> 原文:
----------------------------------------
底つき感 #創作大賞 2023
生きていると、毎日毎日、苦々しいことや憎々しいことばかりでウンザリンコだよね。
オイラは一日の終わりにその日の気持ちを、手帳に「苦」とか「痛」と漢字1文字で書くんだけど、このまえ昔の手帳を見返していて何となくその漢字をつなげてみたら「痛悲叩蹴撃撃消」となって、それが「痛い悲しい叩くぞ蹴ったくるぞ撃つぞホントに撃つぞ、そして消すだがね」と読めて、ちょっと自分の中にある闇を感じた。
上司からの無理難題。お客様からの無理難題。双方からのプ列車(プレッシャー?)で人と接するのが恐くなっていたあの頃。
「みんな自分の利益のために都合よく人を操りたいだけなんだ」などと、頭らへんでは間違いだと分かっているのに、彼らへの嫌悪感を消すことができなくなっていた。頭痛が治まらず生きる気力がなくなっていく・・・。
そのときオイラは、初めて「どん底」という言葉を意識した。
「これが『どん底』ってヤツか・・・」
----------------------------------------
[一連の行]
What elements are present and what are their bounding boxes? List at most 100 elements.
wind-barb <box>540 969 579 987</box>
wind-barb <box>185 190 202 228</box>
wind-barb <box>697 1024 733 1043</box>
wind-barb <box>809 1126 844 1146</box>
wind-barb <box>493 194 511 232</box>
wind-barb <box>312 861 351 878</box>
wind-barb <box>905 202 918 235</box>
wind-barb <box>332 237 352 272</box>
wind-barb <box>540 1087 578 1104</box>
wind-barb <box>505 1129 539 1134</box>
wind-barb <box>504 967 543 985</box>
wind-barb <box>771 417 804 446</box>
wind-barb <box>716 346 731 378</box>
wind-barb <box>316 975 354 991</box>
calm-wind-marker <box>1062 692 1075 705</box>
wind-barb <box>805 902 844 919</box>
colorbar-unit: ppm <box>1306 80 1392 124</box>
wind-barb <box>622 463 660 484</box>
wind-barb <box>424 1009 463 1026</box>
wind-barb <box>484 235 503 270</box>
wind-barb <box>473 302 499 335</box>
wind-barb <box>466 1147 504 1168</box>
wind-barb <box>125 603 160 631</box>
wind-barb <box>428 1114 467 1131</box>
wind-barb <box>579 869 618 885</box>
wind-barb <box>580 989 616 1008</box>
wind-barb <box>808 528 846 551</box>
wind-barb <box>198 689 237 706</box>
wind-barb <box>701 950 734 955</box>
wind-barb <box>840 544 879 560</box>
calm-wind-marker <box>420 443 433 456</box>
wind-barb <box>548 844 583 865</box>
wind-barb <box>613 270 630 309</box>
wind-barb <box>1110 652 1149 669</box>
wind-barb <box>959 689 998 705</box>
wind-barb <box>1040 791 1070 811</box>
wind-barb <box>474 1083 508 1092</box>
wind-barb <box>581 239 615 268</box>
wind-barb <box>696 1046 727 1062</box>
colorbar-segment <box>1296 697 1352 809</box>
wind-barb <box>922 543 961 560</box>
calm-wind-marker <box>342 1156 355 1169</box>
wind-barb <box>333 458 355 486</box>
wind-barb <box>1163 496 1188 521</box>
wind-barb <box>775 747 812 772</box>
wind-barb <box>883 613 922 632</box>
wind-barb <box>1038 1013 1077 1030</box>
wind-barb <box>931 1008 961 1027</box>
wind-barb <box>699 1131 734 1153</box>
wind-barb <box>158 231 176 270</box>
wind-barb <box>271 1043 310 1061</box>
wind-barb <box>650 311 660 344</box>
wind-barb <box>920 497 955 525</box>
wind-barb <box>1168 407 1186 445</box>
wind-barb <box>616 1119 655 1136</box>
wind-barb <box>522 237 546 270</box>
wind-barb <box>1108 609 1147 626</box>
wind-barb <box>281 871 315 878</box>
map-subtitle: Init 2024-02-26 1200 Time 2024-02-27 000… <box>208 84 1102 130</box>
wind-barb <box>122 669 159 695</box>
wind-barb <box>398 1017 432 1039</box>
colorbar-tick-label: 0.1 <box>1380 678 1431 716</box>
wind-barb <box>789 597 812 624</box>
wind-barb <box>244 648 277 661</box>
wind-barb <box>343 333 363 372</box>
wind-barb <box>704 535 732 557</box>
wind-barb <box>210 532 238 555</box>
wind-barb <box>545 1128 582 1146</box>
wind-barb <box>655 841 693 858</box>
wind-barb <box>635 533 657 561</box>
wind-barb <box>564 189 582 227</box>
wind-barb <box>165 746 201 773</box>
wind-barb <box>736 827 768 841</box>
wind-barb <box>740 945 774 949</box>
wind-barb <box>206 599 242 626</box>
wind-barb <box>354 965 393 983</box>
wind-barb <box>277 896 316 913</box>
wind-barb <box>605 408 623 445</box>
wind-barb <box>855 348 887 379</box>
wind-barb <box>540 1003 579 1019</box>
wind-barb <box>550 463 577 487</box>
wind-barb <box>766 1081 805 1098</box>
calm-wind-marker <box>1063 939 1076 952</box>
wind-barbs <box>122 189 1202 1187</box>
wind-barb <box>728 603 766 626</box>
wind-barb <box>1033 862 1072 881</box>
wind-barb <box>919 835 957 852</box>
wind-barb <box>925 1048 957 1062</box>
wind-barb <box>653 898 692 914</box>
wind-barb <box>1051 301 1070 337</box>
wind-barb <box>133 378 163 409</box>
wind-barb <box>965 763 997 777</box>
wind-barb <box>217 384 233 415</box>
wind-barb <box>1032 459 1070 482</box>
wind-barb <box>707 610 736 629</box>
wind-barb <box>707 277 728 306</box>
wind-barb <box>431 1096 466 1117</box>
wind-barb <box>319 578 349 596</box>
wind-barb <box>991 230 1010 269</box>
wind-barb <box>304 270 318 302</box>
----------------------------------------
> 課題 A:
底つき感についての文章から、「オイラは一日の終わりにその日」から「気力がなくなっていく・・・。」までを両端も含めて書き写してください。
> 課題 B:
底つき感についての文章では、書き手は一日の終わりに手帳へ何を、どのような形で書いていますか。

> 最終結果 A:
オイラは一日の終わりにその日の気持ちを、手帳に「苦」とか「痛」と漢字1文字で書くんだけど、このまえ昔の手帳を見返していて何となくその漢字をつなげてみたら「痛悲叩蹴撃撃消」となって、それが「痛い悲しい叩くぞ蹴ったくるぞ撃つぞホントに撃つぞ、そして消すだがね」と読めて、ちょっと自分の中にある闇を感じた。
上司からの無理難題。お客様からの無理難題。双方からのプ列車(プレッシャー?)で人と接するのが恐くなっていたあの頃。
「みんな自分の利益のために都合よく人を操りたいだけなんだ」などと、頭らへんでは間違いだと分かっているのに、彼らへの嫌悪感を消すことができなくなっていた。頭痛が治まらず生きる気力がなくなっていく・・・。

> 最終結果 B:
その日の気持ちを、「苦」や「痛」のような漢字1文字で書いています。